╭─ Given text

I’d rather be “seriously offended” than be an amoeba who gets pushed around by people with more character.

goz · 25/02/2026 09:05

Thepeopleversuswork · 25/02/2026 08:59

If you don’t have the capacity to be offended when its important you have no values or backbone.

I’d rather be “seriously offended” than be an amoeba who gets pushed around by people with more character.

In what way is the mother pushing the OP around by not offering childcare when the OP chooses to live 4 hours away?

bigboykitty · 25/02/2026 09:09

How horrible of your mum. Is your sister by any chance the golden child in your family?

FaintingGoats · 25/02/2026 09:10

Boomers gonna boom 🤷🏻‍♀️

hettie · 25/02/2026 09:12

I am so sorry. That is so bitter and resentful. There are probably a generation of women who had they truly had choices (which were financially and socially acceptable) might not have chosen to be full time carers of children. They resent the life they gave up, the 'burden' and lack of support and are gleeful when they see the next generation struggling because "now you know what it was like"....
I'm so sorry. Find and cultivate good friends at a similar stage, hoping you find some solidarity and sympathy here and in real life.

SirBasil · 25/02/2026 09:14

FaintingGoats · 25/02/2026 09:10

Boomers gonna boom 🤷🏻‍♀️

pack it in with the sodding ageism.

FGS

adlitem · 25/02/2026 09:17

I suspect your mum wasn't trying to be cruel, but rather misplaced time to show smugness. Were you very smug about your easy baby/ a bit of a know it all with it? Some people find it hard to resist saying "I told you so".

That said it wasn't kind of your mum to choose a time you are struggling to teach you a lesson. However if you otherwise have a good relationship I would take a week to cool down and then let it go. It sounds like you are tired and stressed, and things are a bit difficult, and you may be overreacting. Especially with all the "she takes care of others and we have no help" which, between the lines, does seem to play a part in your anger.

Thepeopleversuswork · 25/02/2026 09:18

goz · 25/02/2026 09:05

In what way is the mother pushing the OP around by not offering childcare when the OP chooses to live 4 hours away?

I didn't say anything about not offering childcare. I'd be offended that the mum is being a dick and making snide wisecracks at the OP's expense when she's in the early weeks of being back at work with a young baby and at the same time expecting more time with them.

People treat you as you allow them too. It's not being "dramatic" to refuse to be spoken to like this.

dottiedodah · 25/02/2026 09:24

I think she is being a bit tactless rather than unkind .She probably isnt at her best at 2am either! That said she needs to make the effort as well.It would be better for her to come to you.

╰─
╭─ Material shown

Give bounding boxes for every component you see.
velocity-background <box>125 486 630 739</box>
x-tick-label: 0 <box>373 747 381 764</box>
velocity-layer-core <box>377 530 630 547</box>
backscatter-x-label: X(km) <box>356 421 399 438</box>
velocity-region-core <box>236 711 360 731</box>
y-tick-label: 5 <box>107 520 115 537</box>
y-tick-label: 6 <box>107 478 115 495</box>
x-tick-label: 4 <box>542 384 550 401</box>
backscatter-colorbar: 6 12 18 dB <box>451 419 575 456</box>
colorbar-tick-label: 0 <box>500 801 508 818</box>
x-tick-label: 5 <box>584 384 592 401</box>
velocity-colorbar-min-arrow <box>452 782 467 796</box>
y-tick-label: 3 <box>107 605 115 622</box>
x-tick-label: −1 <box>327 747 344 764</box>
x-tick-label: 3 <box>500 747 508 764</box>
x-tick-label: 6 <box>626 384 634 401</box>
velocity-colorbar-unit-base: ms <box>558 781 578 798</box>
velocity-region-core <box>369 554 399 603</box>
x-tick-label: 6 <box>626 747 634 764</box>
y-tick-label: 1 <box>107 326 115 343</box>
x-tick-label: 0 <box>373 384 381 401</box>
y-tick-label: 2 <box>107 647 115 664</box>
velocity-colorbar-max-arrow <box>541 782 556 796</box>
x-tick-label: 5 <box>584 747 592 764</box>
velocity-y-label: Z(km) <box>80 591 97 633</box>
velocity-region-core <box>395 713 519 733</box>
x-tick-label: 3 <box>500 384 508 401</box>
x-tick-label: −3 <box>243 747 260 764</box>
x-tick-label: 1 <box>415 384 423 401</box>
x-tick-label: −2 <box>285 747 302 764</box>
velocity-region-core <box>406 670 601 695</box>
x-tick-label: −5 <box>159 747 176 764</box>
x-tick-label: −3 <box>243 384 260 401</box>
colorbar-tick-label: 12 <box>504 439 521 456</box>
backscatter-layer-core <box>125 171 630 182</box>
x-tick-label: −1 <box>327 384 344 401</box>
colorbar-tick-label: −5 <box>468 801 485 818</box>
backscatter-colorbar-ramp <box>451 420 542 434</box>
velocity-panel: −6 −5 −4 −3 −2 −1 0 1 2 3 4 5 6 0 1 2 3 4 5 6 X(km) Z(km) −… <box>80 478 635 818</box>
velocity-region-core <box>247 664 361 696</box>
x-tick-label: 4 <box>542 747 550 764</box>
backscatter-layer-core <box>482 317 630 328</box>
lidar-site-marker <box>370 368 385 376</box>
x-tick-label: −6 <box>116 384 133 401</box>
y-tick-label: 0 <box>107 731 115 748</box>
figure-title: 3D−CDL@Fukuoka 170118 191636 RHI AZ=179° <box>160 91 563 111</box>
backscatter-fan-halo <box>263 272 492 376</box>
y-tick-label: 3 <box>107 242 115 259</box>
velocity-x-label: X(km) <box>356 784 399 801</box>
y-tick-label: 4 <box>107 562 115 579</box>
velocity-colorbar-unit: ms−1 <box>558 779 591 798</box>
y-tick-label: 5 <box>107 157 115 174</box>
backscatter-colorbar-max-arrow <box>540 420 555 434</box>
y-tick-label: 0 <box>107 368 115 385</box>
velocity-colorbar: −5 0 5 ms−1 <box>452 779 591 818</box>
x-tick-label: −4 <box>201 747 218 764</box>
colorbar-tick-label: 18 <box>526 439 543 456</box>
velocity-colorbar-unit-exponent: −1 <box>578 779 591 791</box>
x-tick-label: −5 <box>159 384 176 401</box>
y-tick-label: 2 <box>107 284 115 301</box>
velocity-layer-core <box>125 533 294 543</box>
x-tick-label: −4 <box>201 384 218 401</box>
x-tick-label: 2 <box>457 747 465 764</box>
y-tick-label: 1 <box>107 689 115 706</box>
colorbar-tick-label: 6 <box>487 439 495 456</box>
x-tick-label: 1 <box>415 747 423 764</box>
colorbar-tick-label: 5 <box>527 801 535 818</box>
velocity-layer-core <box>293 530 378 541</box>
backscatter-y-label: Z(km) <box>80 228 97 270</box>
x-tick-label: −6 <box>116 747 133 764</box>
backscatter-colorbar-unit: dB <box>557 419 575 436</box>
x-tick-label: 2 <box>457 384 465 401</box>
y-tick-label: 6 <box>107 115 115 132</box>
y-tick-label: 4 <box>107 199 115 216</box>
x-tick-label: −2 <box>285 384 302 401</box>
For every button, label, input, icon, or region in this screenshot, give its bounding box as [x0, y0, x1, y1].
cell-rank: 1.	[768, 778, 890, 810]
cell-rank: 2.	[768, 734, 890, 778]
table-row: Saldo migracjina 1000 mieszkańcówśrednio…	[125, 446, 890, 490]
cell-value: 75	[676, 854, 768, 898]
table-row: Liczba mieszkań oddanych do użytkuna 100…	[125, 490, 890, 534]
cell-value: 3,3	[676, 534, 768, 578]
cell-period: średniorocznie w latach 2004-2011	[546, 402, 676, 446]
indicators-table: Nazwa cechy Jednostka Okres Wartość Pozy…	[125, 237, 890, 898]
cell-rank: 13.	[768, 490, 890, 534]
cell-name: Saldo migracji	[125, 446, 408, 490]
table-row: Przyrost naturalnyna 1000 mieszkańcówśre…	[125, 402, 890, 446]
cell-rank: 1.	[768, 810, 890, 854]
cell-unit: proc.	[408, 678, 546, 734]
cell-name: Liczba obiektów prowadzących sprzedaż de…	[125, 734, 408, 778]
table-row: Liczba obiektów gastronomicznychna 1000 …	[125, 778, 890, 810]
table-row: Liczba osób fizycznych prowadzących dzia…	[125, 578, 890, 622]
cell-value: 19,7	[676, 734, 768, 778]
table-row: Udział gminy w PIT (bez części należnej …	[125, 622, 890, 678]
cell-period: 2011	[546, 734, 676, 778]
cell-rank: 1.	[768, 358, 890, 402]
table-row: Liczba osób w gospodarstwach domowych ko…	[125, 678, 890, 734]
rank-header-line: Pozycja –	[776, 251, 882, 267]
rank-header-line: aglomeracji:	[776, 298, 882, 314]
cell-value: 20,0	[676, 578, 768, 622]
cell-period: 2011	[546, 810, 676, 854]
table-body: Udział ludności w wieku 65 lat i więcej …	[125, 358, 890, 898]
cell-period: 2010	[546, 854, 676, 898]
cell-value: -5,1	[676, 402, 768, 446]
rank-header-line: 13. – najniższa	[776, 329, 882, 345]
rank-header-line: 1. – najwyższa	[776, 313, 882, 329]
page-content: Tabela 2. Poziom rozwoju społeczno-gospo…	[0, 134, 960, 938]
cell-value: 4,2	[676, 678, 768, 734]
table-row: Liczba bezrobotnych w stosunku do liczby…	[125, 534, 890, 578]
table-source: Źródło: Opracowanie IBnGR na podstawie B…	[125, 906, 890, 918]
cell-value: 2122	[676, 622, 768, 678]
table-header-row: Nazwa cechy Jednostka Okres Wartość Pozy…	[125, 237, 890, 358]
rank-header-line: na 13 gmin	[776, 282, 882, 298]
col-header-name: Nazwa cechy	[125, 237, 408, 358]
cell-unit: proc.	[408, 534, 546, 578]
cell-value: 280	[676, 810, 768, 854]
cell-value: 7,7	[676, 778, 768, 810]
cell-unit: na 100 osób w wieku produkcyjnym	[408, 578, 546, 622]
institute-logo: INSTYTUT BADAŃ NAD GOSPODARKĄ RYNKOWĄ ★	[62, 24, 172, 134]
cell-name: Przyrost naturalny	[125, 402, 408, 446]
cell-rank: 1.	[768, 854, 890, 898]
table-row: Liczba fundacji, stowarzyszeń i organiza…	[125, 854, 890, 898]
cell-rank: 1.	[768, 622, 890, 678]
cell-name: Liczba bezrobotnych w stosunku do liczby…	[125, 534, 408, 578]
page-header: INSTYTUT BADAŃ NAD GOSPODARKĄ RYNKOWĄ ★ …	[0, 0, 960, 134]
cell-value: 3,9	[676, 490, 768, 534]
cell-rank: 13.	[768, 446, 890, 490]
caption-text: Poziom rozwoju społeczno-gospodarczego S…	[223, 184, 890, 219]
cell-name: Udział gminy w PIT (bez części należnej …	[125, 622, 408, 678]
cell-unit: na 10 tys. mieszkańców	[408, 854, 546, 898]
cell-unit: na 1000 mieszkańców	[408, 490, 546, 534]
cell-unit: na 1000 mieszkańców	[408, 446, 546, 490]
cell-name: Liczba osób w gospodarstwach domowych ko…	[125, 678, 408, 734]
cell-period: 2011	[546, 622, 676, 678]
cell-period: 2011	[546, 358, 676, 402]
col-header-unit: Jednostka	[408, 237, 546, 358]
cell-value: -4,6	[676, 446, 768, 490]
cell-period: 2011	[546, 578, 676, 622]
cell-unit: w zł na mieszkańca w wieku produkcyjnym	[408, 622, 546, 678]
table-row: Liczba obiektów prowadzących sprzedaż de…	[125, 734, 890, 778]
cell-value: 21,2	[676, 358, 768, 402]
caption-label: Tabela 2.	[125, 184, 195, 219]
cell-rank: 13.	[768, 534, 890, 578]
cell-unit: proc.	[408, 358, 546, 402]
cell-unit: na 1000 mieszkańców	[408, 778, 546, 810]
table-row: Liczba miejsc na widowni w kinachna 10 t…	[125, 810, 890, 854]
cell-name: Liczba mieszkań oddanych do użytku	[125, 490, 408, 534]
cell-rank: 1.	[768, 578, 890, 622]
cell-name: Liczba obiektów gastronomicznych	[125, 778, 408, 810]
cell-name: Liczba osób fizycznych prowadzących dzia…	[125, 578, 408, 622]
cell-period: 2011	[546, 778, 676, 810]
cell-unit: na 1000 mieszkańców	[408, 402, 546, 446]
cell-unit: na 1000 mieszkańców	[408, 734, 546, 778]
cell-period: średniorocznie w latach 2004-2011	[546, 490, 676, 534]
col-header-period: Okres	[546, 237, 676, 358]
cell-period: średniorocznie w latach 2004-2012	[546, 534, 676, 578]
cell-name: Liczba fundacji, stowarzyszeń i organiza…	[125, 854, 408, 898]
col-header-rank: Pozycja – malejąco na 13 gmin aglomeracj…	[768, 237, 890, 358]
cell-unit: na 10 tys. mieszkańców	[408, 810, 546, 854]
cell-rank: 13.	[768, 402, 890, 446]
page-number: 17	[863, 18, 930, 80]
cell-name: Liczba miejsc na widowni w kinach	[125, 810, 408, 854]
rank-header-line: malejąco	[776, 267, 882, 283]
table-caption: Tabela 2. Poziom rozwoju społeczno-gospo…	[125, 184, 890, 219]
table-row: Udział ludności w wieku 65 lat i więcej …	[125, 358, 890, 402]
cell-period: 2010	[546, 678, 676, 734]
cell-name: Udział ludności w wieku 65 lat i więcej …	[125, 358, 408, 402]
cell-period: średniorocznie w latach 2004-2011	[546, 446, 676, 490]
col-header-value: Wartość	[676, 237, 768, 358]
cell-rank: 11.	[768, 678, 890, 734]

╰─

Problems to work on>
1. According to goz in the forum thread, how far away does the OP choose to live?
2. Duplicate the part of the forum thread from "bigboykitty · 25/02/2026" up to and including "in real life.".
The rows have nothing to do with the forum thread.

Responses to the tasks>
1. Four hours away.

2.
bigboykitty · 25/02/2026 09:09

How horrible of your mum. Is your sister by any chance the golden child in your family?

FaintingGoats · 25/02/2026 09:10

Boomers gonna boom 🤷🏻‍♀️

hettie · 25/02/2026 09:12

I am so sorry. That is so bitter and resentful. There are probably a generation of women who had they truly had choices (which were financially and socially acceptable) might not have chosen to be full time carers of children. They resent the life they gave up, the 'burden' and lack of support and are gleeful when they see the next generation struggling because "now you know what it was like"....
I'm so sorry. Find and cultivate good friends at a similar stage, hoping you find some solidarity and sympathy here and in real life.